- **Task instructions**
In the Central Park passage below, copy the wording verbatim from "These systems often" up to and including "and Vaux plan.".

- **Excerpted text**
* start *

This particular building is the Dairy, a building where mothers could come and buy fresh milk, and was designed using stone that appears to grow out of the landscape and beautiful wooden elements, recently restored. And the other major built elements are bridges and tunnels through the park. One of the most brilliant aspects of the Central Park design is the series of different pathways. There are four transportation systems in the park. There's a series of carriage drives, which are now automobile drives. And these carriage drives undulate all throughout the park. And there are pedestrian paths that meander through the park. There is a series of bridle paths for horses, and a series of what are known as transverse roads that run through the park.

These systems often parallel one another, but they never crossed each other at grade. They always went over and under each other on bridges and tunnels, and the idea was that you would never have to cross a road. If you were a pedestrian you would never have to worry about the carriage; if you were a carriage driver you'd never have to worry about running into a pedestrian. So anytime today when you have to cross a road as a pedestrian, it means that something has been altered in the original Olmsted and Vaux plan.

* end *

Saved data entries:
* start *

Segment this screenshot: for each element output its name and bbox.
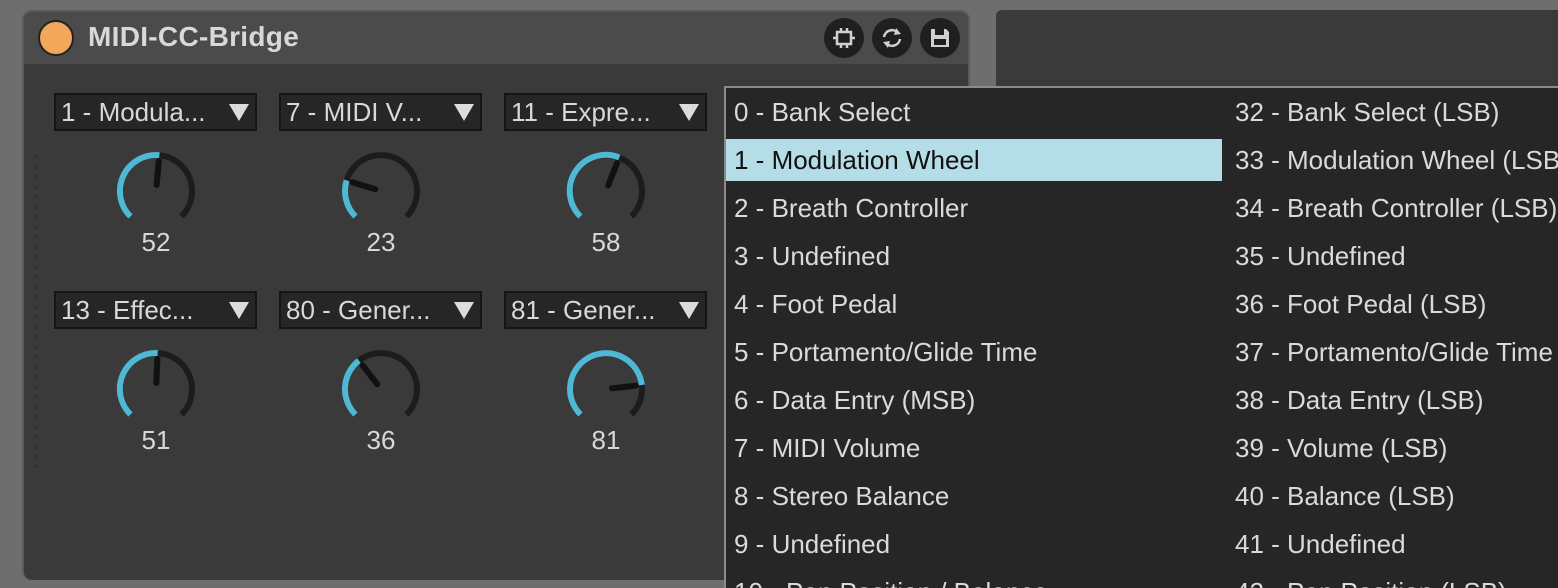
menu-item[interactable]: 42 - Pan Position (LSB)	[1227, 571, 1558, 588]
menu-item[interactable]: 8 - Stereo Balance	[726, 475, 1222, 517]
menu-item[interactable]: 37 - Portamento/Glide Time (LSB)	[1227, 331, 1558, 373]
menu-item[interactable]: 4 - Foot Pedal	[726, 283, 1222, 325]
cc-select-dropdown[interactable]: 7 - MIDI V...	[279, 93, 482, 131]
cc-value-knob[interactable]	[335, 343, 427, 435]
menu-item[interactable]: 1 - Modulation Wheel	[726, 139, 1222, 181]
cc-value-knob[interactable]	[335, 145, 427, 237]
menu-item[interactable]: 34 - Breath Controller (LSB)	[1227, 187, 1558, 229]
cc-select-label: 81 - Gener...	[511, 294, 656, 325]
cc-dropdown-menu: 0 - Bank Select 1 - Modulation Wheel 2 - B…	[724, 86, 1558, 588]
cc-value-readout: 36	[366, 425, 396, 455]
hotswap-icon[interactable]	[824, 18, 864, 58]
menu-item[interactable]: 10 - Pan Position / Balance	[726, 571, 1222, 588]
chevron-down-icon	[229, 302, 249, 319]
menu-item[interactable]: 35 - Undefined	[1227, 235, 1558, 277]
cc-select-dropdown[interactable]: 80 - Gener...	[279, 291, 482, 329]
cc-value-readout: 51	[141, 425, 171, 455]
cc-select-dropdown[interactable]: 1 - Modula...	[54, 93, 257, 131]
cc-select-label: 1 - Modula...	[61, 96, 206, 127]
refresh-icon[interactable]	[872, 18, 912, 58]
menu-item[interactable]: 32 - Bank Select (LSB)	[1227, 91, 1558, 133]
chevron-down-icon	[454, 302, 474, 319]
menu-item[interactable]: 38 - Data Entry (LSB)	[1227, 379, 1558, 421]
chevron-down-icon	[229, 104, 249, 121]
cc-select-label: 80 - Gener...	[286, 294, 431, 325]
device-title: MIDI-CC-Bridge	[88, 21, 300, 52]
cc-value-readout: 52	[141, 227, 171, 257]
cc-select-dropdown[interactable]: 11 - Expre...	[504, 93, 707, 131]
cc-value-readout: 23	[366, 227, 396, 257]
adjacent-device-panel	[996, 10, 1558, 90]
power-button[interactable]	[38, 20, 74, 56]
resize-handle[interactable]	[31, 152, 41, 468]
menu-item[interactable]: 3 - Undefined	[726, 235, 1222, 277]
cc-value-knob[interactable]	[560, 343, 652, 435]
cc-value-readout: 58	[591, 227, 621, 257]
menu-item[interactable]: 9 - Undefined	[726, 523, 1222, 565]
menu-item[interactable]: 41 - Undefined	[1227, 523, 1558, 565]
chevron-down-icon	[679, 104, 699, 121]
cc-select-dropdown[interactable]: 81 - Gener...	[504, 291, 707, 329]
menu-item[interactable]: 0 - Bank Select	[726, 91, 1222, 133]
menu-item[interactable]: 33 - Modulation Wheel (LSB)	[1227, 139, 1558, 181]
cc-select-label: 11 - Expre...	[511, 96, 651, 127]
cc-value-readout: 81	[591, 425, 621, 455]
menu-item[interactable]: 36 - Foot Pedal (LSB)	[1227, 283, 1558, 325]
menu-item[interactable]: 6 - Data Entry (MSB)	[726, 379, 1222, 421]
cc-select-label: 13 - Effec...	[61, 294, 194, 325]
cc-select-label: 7 - MIDI V...	[286, 96, 423, 127]
device-titlebar: MIDI-CC-Bridge	[24, 12, 968, 64]
menu-item[interactable]: 39 - Volume (LSB)	[1227, 427, 1558, 469]
save-icon[interactable]	[920, 18, 960, 58]
cc-value-knob[interactable]	[560, 145, 652, 237]
menu-item[interactable]: 7 - MIDI Volume	[726, 427, 1222, 469]
cc-value-knob[interactable]	[110, 145, 202, 237]
cc-value-knob[interactable]	[110, 343, 202, 435]
menu-item[interactable]: 2 - Breath Controller	[726, 187, 1222, 229]
chevron-down-icon	[454, 104, 474, 121]
menu-item[interactable]: 40 - Balance (LSB)	[1227, 475, 1558, 517]
chevron-down-icon	[679, 302, 699, 319]
cc-select-dropdown[interactable]: 13 - Effec...	[54, 291, 257, 329]
menu-item[interactable]: 5 - Portamento/Glide Time	[726, 331, 1222, 373]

* end *

- **Result of the exercise**
These systems often parallel one another, but they never crossed each other at grade. They always went over and under each other on bridges and tunnels, and the idea was that you would never have to cross a road. If you were a pedestrian you would never have to worry about the carriage; if you were a carriage driver you'd never have to worry about running into a pedestrian. So anytime today when you have to cross a road as a pedestrian, it means that something has been altered in the original Olmsted and Vaux plan.